Required work: Without including any images, repeat the data exactly.

[Records about charts and figures]

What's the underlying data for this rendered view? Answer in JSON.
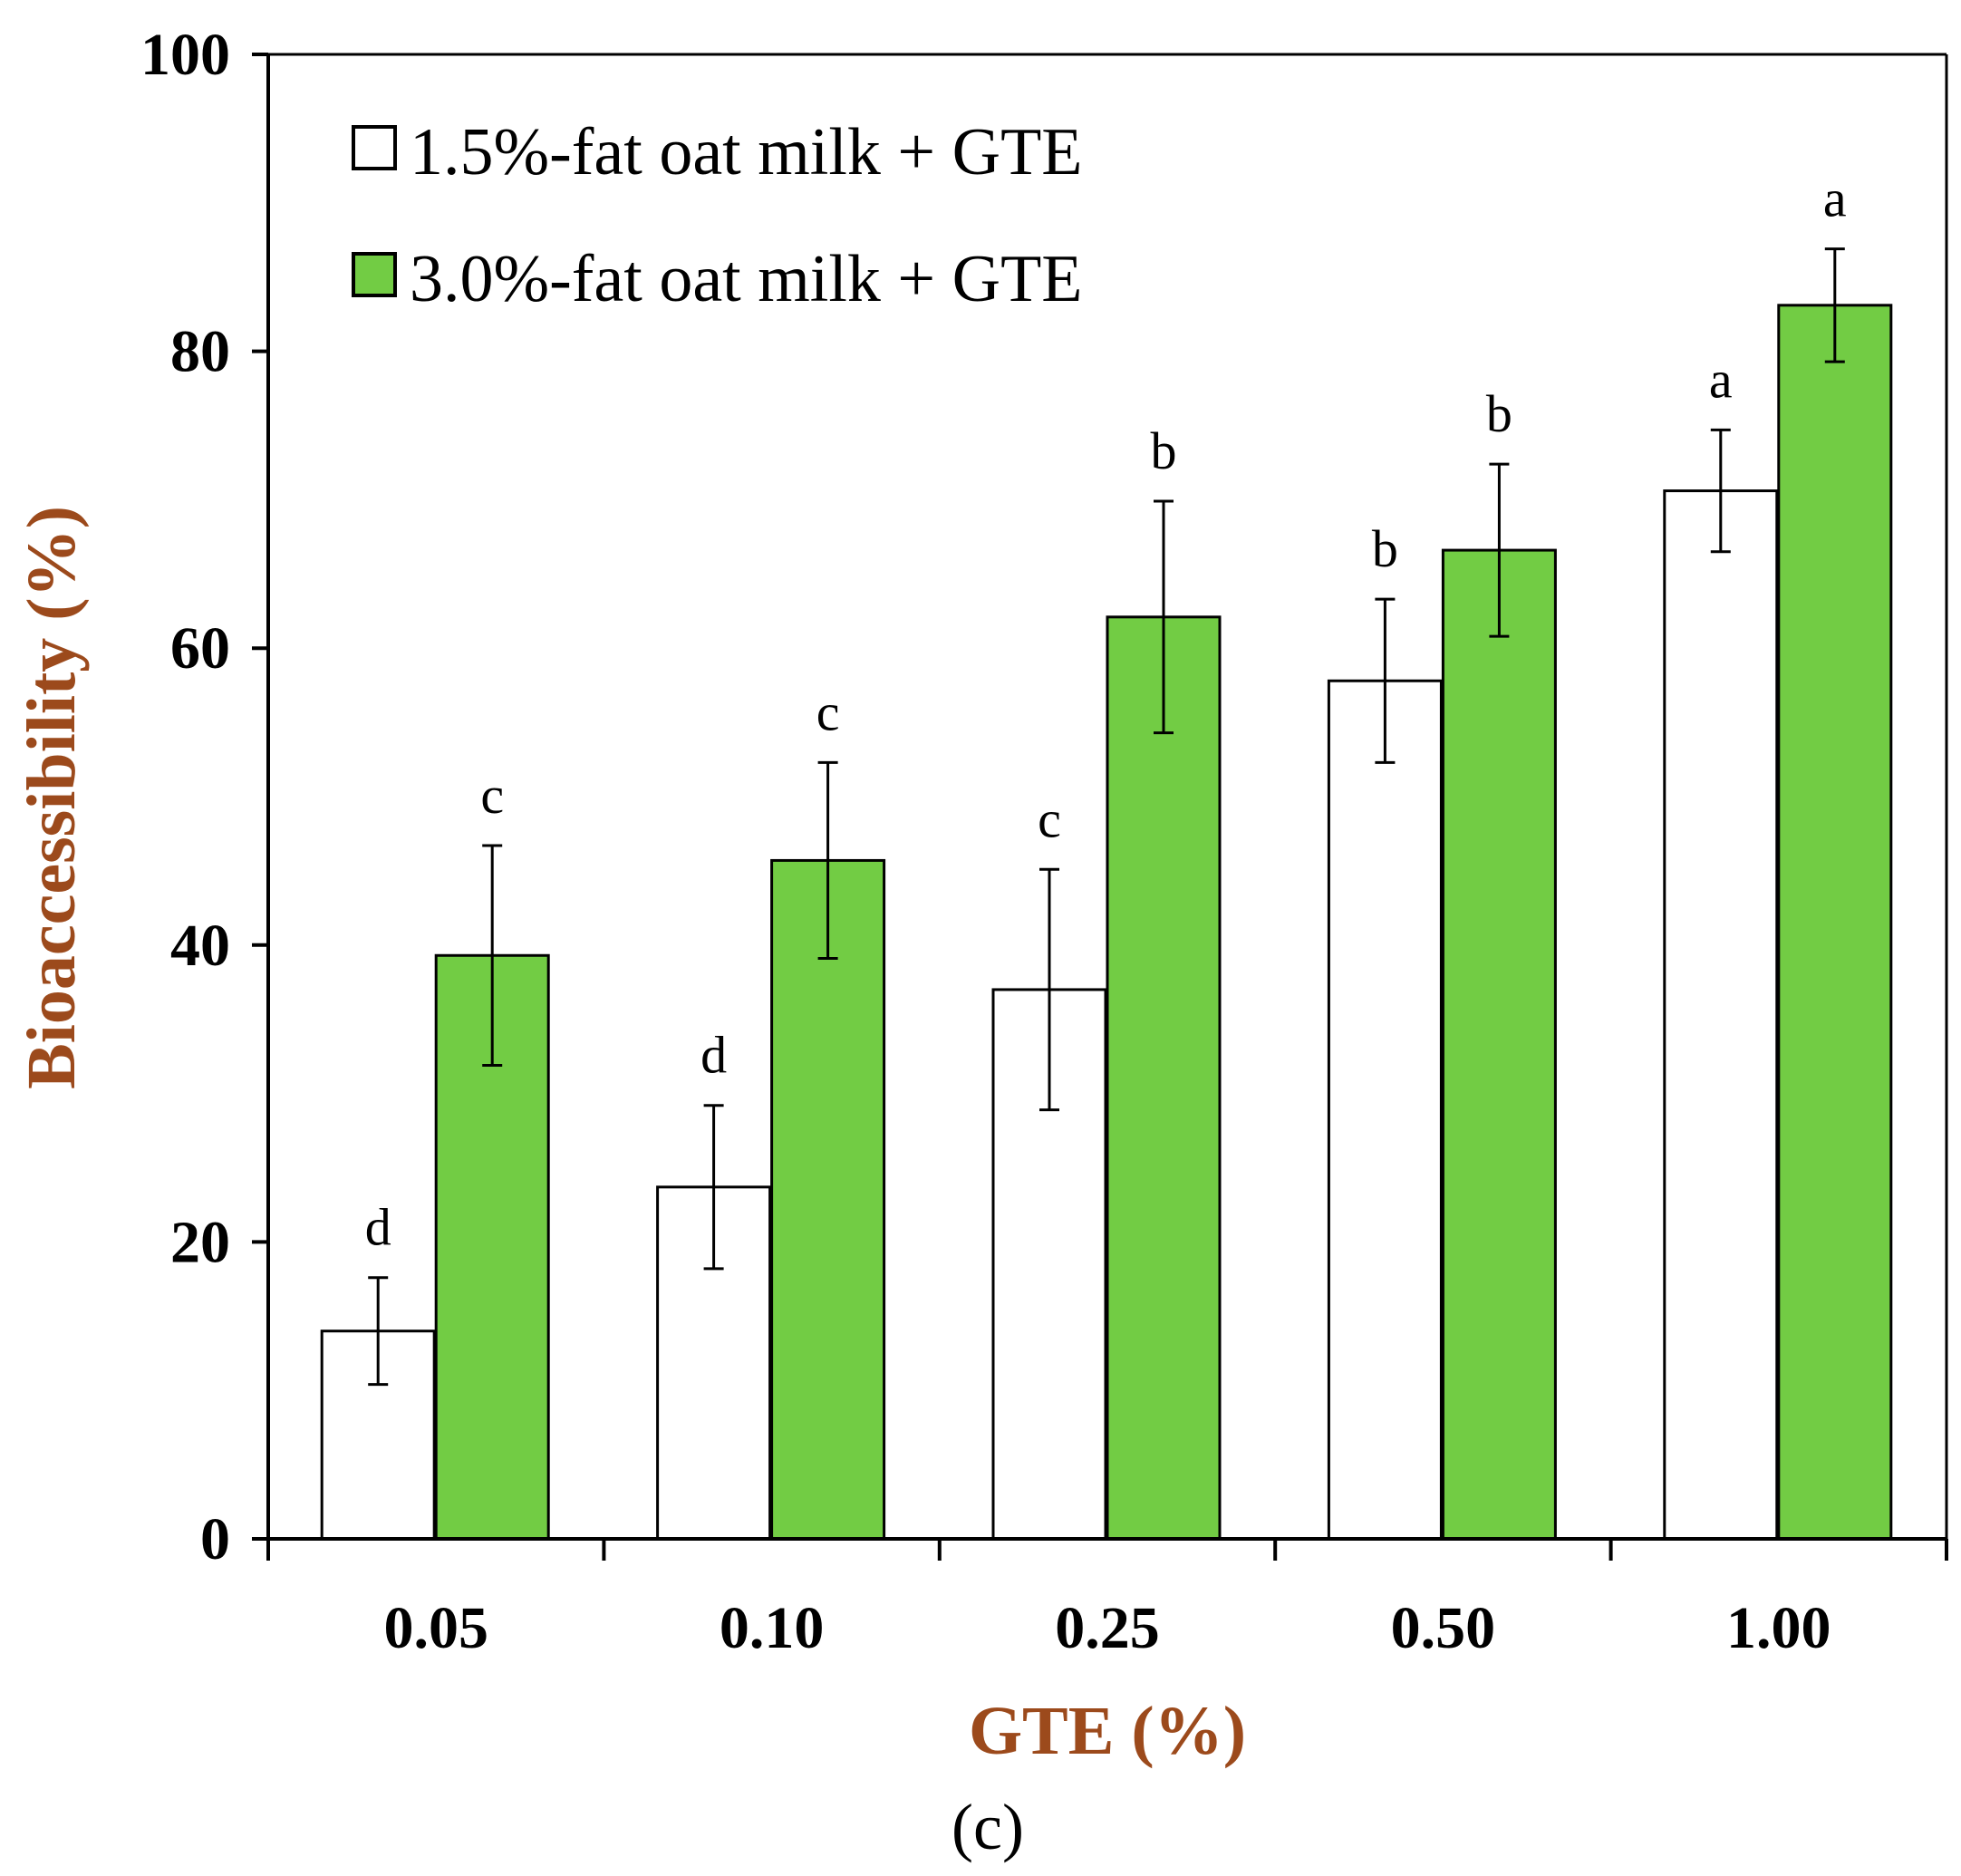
{
  "chart_data": {
    "type": "bar",
    "title": "",
    "panel_label": "(c)",
    "xlabel": "GTE (%)",
    "ylabel": "Bioaccessibility (%)",
    "ylim": [
      0,
      100
    ],
    "yticks": [
      "0",
      "20",
      "40",
      "60",
      "80",
      "100"
    ],
    "categories": [
      "0.05",
      "0.10",
      "0.25",
      "0.50",
      "1.00"
    ],
    "legend_position": "top-left",
    "grid": false,
    "colors": {
      "axis_title": "#9c4a1c",
      "series_green": "#72cc44",
      "series_white": "#ffffff",
      "stroke": "#000000"
    },
    "series": [
      {
        "name": "1.5%-fat oat milk + GTE",
        "color": "#ffffff",
        "values": [
          14,
          23.7,
          37,
          57.8,
          70.6
        ],
        "errors": [
          3.6,
          5.5,
          8.1,
          5.5,
          4.1
        ],
        "letters": [
          "d",
          "d",
          "c",
          "b",
          "a"
        ]
      },
      {
        "name": "3.0%-fat oat milk + GTE",
        "color": "#72cc44",
        "values": [
          39.3,
          45.7,
          62.1,
          66.6,
          83.1
        ],
        "errors": [
          7.4,
          6.6,
          7.8,
          5.8,
          3.8
        ],
        "letters": [
          "c",
          "c",
          "b",
          "b",
          "a"
        ]
      }
    ]
  }
}
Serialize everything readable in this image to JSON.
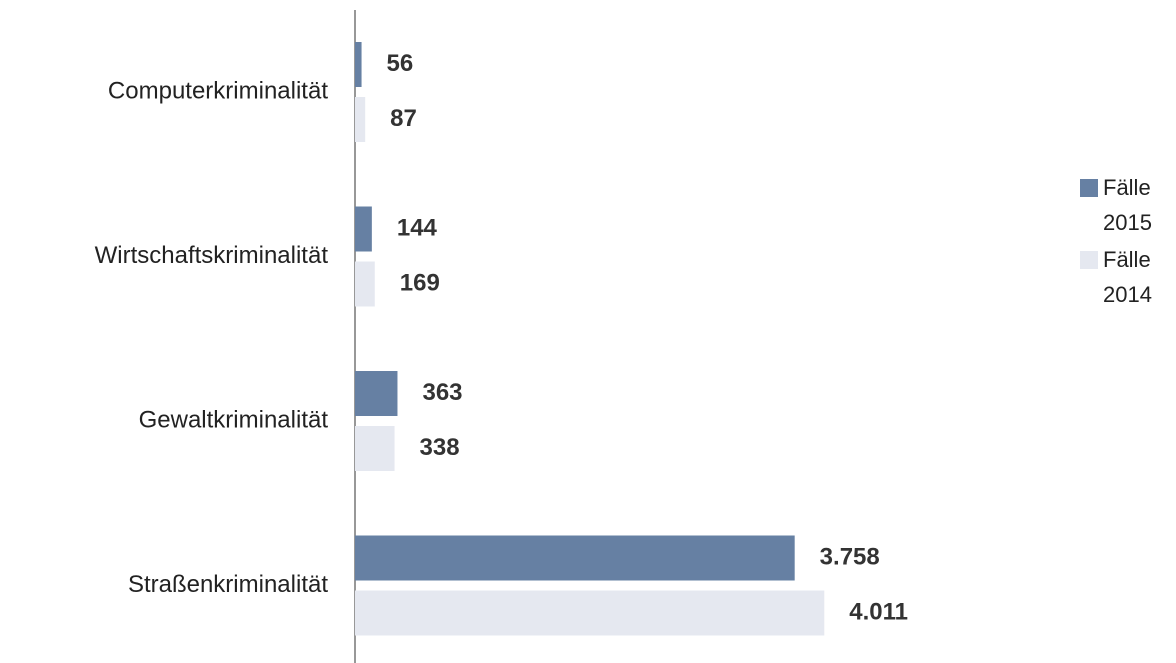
{
  "chart_data": {
    "type": "hbar",
    "categories": [
      "Computerkriminalität",
      "Wirtschaftskriminalität",
      "Gewaltkriminalität",
      "Straßenkriminalität"
    ],
    "series": [
      {
        "name": "Fälle 2015",
        "color": "#6680a3",
        "values": [
          56,
          144,
          363,
          3758
        ],
        "value_labels": [
          "56",
          "144",
          "363",
          "3.758"
        ]
      },
      {
        "name": "Fälle 2014",
        "color": "#e5e8f0",
        "values": [
          87,
          169,
          338,
          4011
        ],
        "value_labels": [
          "87",
          "169",
          "338",
          "4.011"
        ]
      }
    ],
    "legend": "right"
  }
}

Solution to this exercise:
What's the underlying data for this rendered view? Answer in JSON.
{
  "chart_data": {
    "type": "bar",
    "title": "",
    "panel_label": "(c)",
    "xlabel": "GTE (%)",
    "ylabel": "Bioaccessibility (%)",
    "ylim": [
      0,
      100
    ],
    "yticks": [
      "0",
      "20",
      "40",
      "60",
      "80",
      "100"
    ],
    "categories": [
      "0.05",
      "0.10",
      "0.25",
      "0.50",
      "1.00"
    ],
    "legend_position": "top-left",
    "grid": false,
    "colors": {
      "axis_title": "#9c4a1c",
      "series_green": "#72cc44",
      "series_white": "#ffffff",
      "stroke": "#000000"
    },
    "series": [
      {
        "name": "1.5%-fat oat milk + GTE",
        "color": "#ffffff",
        "values": [
          14,
          23.7,
          37,
          57.8,
          70.6
        ],
        "errors": [
          3.6,
          5.5,
          8.1,
          5.5,
          4.1
        ],
        "letters": [
          "d",
          "d",
          "c",
          "b",
          "a"
        ]
      },
      {
        "name": "3.0%-fat oat milk + GTE",
        "color": "#72cc44",
        "values": [
          39.3,
          45.7,
          62.1,
          66.6,
          83.1
        ],
        "errors": [
          7.4,
          6.6,
          7.8,
          5.8,
          3.8
        ],
        "letters": [
          "c",
          "c",
          "b",
          "b",
          "a"
        ]
      }
    ]
  }
}
Serialize everything readable in this image to JSON.
{
  "chart_data": {
    "type": "hbar",
    "categories": [
      "Computerkriminalität",
      "Wirtschaftskriminalität",
      "Gewaltkriminalität",
      "Straßenkriminalität"
    ],
    "series": [
      {
        "name": "Fälle 2015",
        "color": "#6680a3",
        "values": [
          56,
          144,
          363,
          3758
        ],
        "value_labels": [
          "56",
          "144",
          "363",
          "3.758"
        ]
      },
      {
        "name": "Fälle 2014",
        "color": "#e5e8f0",
        "values": [
          87,
          169,
          338,
          4011
        ],
        "value_labels": [
          "87",
          "169",
          "338",
          "4.011"
        ]
      }
    ],
    "legend": "right"
  }
}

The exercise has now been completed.